Tally all lines containing the word "学风建设". Give the number alone.

Stored records
***
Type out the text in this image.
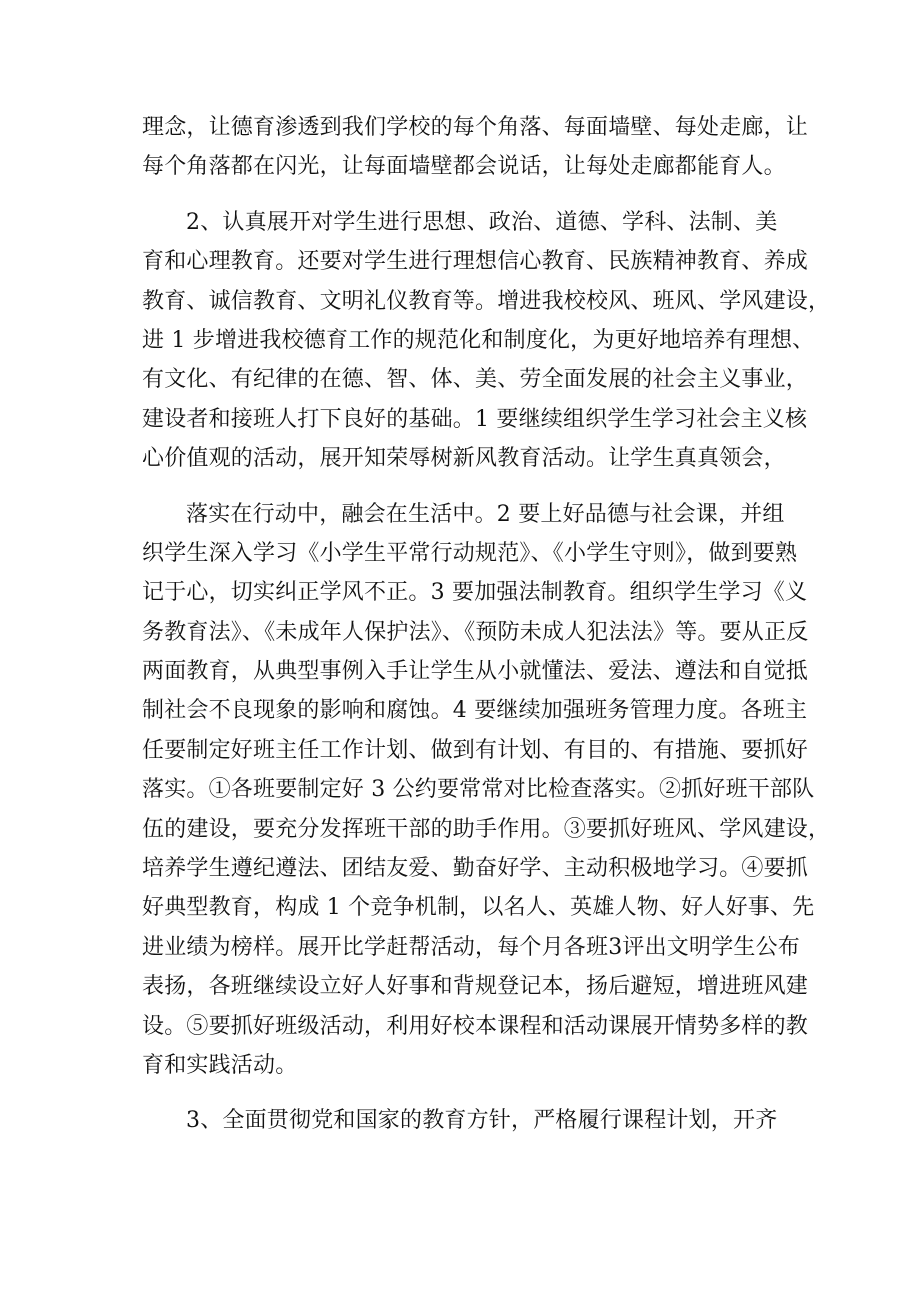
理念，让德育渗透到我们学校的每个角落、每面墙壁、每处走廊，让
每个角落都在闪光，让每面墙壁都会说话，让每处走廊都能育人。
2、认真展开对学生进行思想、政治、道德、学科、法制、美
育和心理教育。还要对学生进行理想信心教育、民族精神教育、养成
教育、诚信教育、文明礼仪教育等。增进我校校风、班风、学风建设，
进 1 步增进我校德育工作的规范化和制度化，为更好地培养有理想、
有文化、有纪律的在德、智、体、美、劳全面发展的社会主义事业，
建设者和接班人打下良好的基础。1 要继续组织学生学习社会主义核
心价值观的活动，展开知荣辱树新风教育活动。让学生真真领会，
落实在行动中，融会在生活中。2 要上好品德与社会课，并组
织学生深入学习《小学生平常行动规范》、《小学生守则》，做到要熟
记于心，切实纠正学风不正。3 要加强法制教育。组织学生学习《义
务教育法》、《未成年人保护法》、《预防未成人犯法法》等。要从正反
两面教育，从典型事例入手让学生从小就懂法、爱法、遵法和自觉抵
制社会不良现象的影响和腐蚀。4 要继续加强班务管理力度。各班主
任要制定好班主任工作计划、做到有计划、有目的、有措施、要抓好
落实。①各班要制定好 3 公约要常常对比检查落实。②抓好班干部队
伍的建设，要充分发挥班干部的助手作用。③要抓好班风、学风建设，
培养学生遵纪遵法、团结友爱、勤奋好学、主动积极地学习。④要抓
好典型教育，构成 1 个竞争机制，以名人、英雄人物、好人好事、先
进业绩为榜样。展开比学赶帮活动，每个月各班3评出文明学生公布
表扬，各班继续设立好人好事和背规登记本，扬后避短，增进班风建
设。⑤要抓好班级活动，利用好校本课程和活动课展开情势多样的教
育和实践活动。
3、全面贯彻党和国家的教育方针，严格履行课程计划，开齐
***
Task answer - 2